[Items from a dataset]
# # # # #

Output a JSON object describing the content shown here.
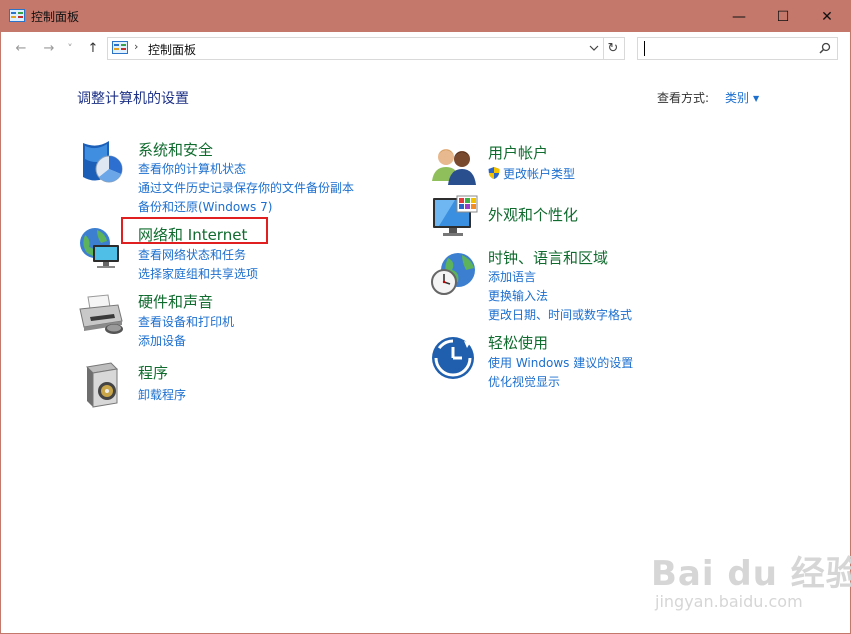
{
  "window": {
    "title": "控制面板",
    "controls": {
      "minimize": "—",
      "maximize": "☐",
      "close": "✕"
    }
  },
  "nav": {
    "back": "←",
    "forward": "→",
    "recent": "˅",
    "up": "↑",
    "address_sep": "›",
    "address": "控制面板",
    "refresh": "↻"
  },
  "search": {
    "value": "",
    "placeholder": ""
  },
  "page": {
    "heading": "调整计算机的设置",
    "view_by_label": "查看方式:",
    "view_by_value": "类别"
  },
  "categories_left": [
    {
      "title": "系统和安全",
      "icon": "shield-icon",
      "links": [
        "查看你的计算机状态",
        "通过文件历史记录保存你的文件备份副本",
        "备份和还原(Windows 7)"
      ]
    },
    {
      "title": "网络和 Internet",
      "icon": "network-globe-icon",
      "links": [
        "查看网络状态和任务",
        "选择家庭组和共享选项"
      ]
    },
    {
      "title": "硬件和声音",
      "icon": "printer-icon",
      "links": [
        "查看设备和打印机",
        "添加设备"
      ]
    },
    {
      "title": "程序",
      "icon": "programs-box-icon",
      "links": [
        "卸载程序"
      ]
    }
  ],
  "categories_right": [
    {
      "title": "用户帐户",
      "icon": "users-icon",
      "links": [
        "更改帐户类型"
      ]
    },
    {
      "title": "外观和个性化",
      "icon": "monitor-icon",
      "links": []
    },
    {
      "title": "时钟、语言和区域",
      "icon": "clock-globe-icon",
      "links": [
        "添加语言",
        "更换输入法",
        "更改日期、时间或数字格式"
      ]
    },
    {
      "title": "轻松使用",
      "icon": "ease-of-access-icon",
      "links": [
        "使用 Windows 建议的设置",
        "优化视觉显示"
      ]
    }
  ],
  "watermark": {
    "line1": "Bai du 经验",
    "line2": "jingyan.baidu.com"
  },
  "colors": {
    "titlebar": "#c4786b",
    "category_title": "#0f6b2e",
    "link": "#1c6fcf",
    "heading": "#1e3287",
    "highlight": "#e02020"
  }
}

# # # # #

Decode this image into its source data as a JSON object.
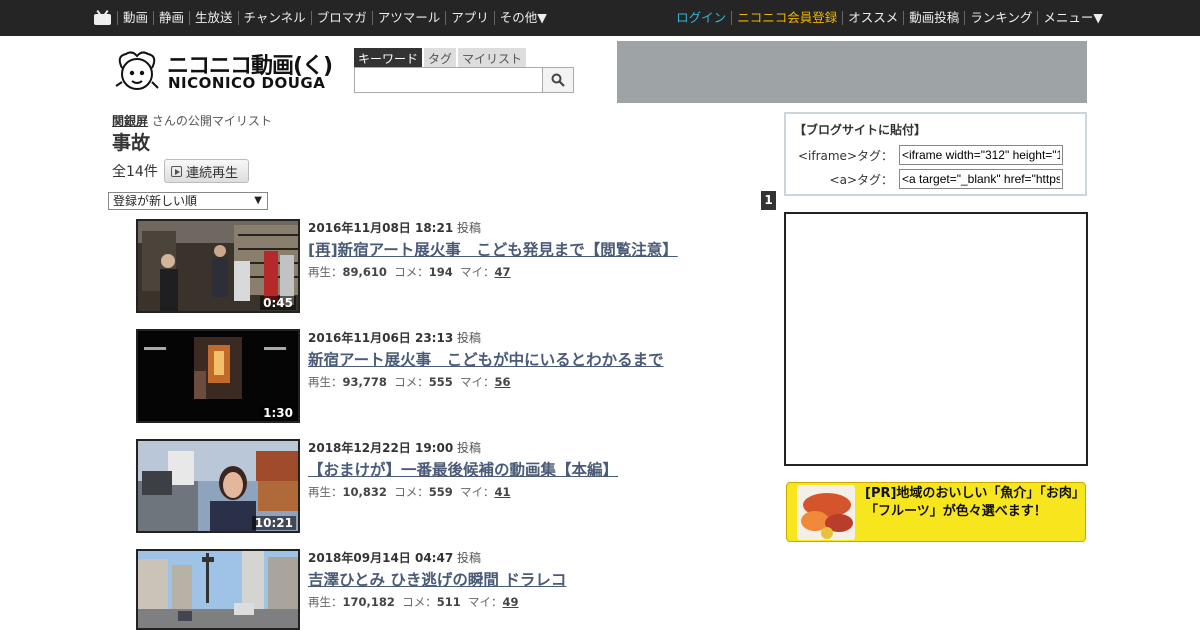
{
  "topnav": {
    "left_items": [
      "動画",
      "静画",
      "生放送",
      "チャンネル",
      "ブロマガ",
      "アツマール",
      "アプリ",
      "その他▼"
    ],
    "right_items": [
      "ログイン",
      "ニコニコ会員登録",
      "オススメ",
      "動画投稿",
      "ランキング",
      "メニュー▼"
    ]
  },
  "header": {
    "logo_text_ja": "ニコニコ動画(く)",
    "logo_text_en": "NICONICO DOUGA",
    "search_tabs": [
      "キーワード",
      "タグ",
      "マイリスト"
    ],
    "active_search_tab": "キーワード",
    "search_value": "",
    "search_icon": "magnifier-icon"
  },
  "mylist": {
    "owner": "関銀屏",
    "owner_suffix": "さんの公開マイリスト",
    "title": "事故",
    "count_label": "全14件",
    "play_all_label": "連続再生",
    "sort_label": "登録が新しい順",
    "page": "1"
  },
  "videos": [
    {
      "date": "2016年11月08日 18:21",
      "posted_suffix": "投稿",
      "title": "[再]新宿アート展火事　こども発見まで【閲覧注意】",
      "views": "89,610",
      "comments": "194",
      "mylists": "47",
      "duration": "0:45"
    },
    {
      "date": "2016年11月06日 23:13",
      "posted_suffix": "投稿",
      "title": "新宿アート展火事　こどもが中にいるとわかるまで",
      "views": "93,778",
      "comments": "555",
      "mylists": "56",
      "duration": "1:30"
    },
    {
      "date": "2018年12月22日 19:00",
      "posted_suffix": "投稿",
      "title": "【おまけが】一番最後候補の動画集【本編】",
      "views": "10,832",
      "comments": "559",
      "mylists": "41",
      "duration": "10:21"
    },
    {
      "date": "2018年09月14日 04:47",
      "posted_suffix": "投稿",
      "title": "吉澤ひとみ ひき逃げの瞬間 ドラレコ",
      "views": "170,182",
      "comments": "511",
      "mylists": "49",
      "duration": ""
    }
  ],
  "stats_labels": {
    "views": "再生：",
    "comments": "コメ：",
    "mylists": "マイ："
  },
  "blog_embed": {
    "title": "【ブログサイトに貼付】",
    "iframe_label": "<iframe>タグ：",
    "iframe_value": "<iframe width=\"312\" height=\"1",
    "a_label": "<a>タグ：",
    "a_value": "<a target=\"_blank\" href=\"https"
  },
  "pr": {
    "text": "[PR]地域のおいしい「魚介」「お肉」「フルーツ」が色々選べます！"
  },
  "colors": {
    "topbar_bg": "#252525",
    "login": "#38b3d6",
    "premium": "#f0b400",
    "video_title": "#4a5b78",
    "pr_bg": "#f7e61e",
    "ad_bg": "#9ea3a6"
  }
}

# # # # #

*REQUIREMENTS*: Gather every line from the entries above where the word "globe" appears, and copy them.

*THE COMPLETED TASK*:
      "icon": "network-globe-icon",
      "icon": "clock-globe-icon",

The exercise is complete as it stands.